■ **Input data**

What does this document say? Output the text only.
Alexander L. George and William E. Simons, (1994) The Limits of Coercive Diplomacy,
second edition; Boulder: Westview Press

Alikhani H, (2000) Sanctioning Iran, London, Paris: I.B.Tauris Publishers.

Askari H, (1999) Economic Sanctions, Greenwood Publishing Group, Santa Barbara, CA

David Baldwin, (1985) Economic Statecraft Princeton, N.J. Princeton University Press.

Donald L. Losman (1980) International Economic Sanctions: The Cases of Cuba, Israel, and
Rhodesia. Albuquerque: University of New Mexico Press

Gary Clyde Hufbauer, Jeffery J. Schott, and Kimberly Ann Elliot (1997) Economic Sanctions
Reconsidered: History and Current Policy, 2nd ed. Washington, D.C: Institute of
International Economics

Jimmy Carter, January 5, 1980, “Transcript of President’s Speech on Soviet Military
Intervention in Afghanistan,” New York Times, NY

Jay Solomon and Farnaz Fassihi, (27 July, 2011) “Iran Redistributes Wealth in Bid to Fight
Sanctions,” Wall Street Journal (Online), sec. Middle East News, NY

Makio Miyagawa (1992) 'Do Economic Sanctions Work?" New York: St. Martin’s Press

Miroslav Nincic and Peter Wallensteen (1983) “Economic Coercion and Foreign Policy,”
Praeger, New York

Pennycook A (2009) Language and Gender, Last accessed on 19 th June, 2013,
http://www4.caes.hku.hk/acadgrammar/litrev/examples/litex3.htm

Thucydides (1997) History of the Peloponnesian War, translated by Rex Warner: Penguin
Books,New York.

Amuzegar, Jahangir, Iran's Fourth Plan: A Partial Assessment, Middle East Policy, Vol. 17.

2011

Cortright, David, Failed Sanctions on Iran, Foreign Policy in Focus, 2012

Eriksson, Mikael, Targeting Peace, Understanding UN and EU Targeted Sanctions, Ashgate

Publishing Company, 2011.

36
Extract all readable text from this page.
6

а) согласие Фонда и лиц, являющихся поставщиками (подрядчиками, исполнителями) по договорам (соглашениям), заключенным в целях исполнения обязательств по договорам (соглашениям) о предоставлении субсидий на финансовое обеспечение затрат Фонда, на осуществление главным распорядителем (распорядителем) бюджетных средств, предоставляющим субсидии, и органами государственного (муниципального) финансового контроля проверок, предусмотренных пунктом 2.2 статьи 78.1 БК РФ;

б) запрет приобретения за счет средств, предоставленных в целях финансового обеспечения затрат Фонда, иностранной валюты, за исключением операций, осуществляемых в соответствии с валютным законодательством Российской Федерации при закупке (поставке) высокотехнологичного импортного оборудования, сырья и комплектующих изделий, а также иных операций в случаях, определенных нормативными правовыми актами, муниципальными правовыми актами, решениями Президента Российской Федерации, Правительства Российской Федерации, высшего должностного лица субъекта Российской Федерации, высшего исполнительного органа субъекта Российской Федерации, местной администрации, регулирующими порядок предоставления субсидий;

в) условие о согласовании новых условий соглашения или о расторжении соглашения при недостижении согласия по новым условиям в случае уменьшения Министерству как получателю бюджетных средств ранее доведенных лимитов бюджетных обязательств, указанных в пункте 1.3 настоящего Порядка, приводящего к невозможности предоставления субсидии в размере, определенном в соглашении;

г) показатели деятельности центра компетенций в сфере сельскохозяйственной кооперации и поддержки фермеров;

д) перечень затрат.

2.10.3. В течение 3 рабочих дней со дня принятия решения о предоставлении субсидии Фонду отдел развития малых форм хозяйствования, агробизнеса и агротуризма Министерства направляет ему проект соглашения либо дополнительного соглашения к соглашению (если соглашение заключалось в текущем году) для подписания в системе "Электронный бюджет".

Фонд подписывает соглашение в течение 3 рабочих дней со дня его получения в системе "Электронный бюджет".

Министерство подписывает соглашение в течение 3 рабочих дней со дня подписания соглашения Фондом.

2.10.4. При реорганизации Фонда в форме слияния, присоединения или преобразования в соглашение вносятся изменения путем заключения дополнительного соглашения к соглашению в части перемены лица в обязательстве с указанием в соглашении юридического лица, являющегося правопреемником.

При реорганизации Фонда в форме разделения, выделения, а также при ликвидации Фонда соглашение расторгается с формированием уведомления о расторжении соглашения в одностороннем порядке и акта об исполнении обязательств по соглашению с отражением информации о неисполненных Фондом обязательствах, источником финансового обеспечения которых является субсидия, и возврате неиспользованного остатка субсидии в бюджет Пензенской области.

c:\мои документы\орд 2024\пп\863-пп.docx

■ **Problem description**
Each record above must be given again exactly.

■ **Correct result**
What does this document say? Output the text only.
Alexander L. George and William E. Simons, (1994) The Limits of Coercive Diplomacy,
second edition; Boulder: Westview Press

Alikhani H, (2000) Sanctioning Iran, London, Paris: I.B.Tauris Publishers.

Askari H, (1999) Economic Sanctions, Greenwood Publishing Group, Santa Barbara, CA

David Baldwin, (1985) Economic Statecraft Princeton, N.J. Princeton University Press.

Donald L. Losman (1980) International Economic Sanctions: The Cases of Cuba, Israel, and
Rhodesia. Albuquerque: University of New Mexico Press

Gary Clyde Hufbauer, Jeffery J. Schott, and Kimberly Ann Elliot (1997) Economic Sanctions
Reconsidered: History and Current Policy, 2nd ed. Washington, D.C: Institute of
International Economics

Jimmy Carter, January 5, 1980, “Transcript of President’s Speech on Soviet Military
Intervention in Afghanistan,” New York Times, NY

Jay Solomon and Farnaz Fassihi, (27 July, 2011) “Iran Redistributes Wealth in Bid to Fight
Sanctions,” Wall Street Journal (Online), sec. Middle East News, NY

Makio Miyagawa (1992) 'Do Economic Sanctions Work?" New York: St. Martin’s Press

Miroslav Nincic and Peter Wallensteen (1983) “Economic Coercion and Foreign Policy,”
Praeger, New York

Pennycook A (2009) Language and Gender, Last accessed on 19 th June, 2013,
http://www4.caes.hku.hk/acadgrammar/litrev/examples/litex3.htm

Thucydides (1997) History of the Peloponnesian War, translated by Rex Warner: Penguin
Books,New York.

Amuzegar, Jahangir, Iran's Fourth Plan: A Partial Assessment, Middle East Policy, Vol. 17.

2011

Cortright, David, Failed Sanctions on Iran, Foreign Policy in Focus, 2012

Eriksson, Mikael, Targeting Peace, Understanding UN and EU Targeted Sanctions, Ashgate

Publishing Company, 2011.

36
Extract all readable text from this page.
6

а) согласие Фонда и лиц, являющихся поставщиками (подрядчиками, исполнителями) по договорам (соглашениям), заключенным в целях исполнения обязательств по договорам (соглашениям) о предоставлении субсидий на финансовое обеспечение затрат Фонда, на осуществление главным распорядителем (распорядителем) бюджетных средств, предоставляющим субсидии, и органами государственного (муниципального) финансового контроля проверок, предусмотренных пунктом 2.2 статьи 78.1 БК РФ;

б) запрет приобретения за счет средств, предоставленных в целях финансового обеспечения затрат Фонда, иностранной валюты, за исключением операций, осуществляемых в соответствии с валютным законодательством Российской Федерации при закупке (поставке) высокотехнологичного импортного оборудования, сырья и комплектующих изделий, а также иных операций в случаях, определенных нормативными правовыми актами, муниципальными правовыми актами, решениями Президента Российской Федерации, Правительства Российской Федерации, высшего должностного лица субъекта Российской Федерации, высшего исполнительного органа субъекта Российской Федерации, местной администрации, регулирующими порядок предоставления субсидий;

в) условие о согласовании новых условий соглашения или о расторжении соглашения при недостижении согласия по новым условиям в случае уменьшения Министерству как получателю бюджетных средств ранее доведенных лимитов бюджетных обязательств, указанных в пункте 1.3 настоящего Порядка, приводящего к невозможности предоставления субсидии в размере, определенном в соглашении;

г) показатели деятельности центра компетенций в сфере сельскохозяйственной кооперации и поддержки фермеров;

д) перечень затрат.

2.10.3. В течение 3 рабочих дней со дня принятия решения о предоставлении субсидии Фонду отдел развития малых форм хозяйствования, агробизнеса и агротуризма Министерства направляет ему проект соглашения либо дополнительного соглашения к соглашению (если соглашение заключалось в текущем году) для подписания в системе "Электронный бюджет".

Фонд подписывает соглашение в течение 3 рабочих дней со дня его получения в системе "Электронный бюджет".

Министерство подписывает соглашение в течение 3 рабочих дней со дня подписания соглашения Фондом.

2.10.4. При реорганизации Фонда в форме слияния, присоединения или преобразования в соглашение вносятся изменения путем заключения дополнительного соглашения к соглашению в части перемены лица в обязательстве с указанием в соглашении юридического лица, являющегося правопреемником.

При реорганизации Фонда в форме разделения, выделения, а также при ликвидации Фонда соглашение расторгается с формированием уведомления о расторжении соглашения в одностороннем порядке и акта об исполнении обязательств по соглашению с отражением информации о неисполненных Фондом обязательствах, источником финансового обеспечения которых является субсидия, и возврате неиспользованного остатка субсидии в бюджет Пензенской области.

c:\мои документы\орд 2024\пп\863-пп.docx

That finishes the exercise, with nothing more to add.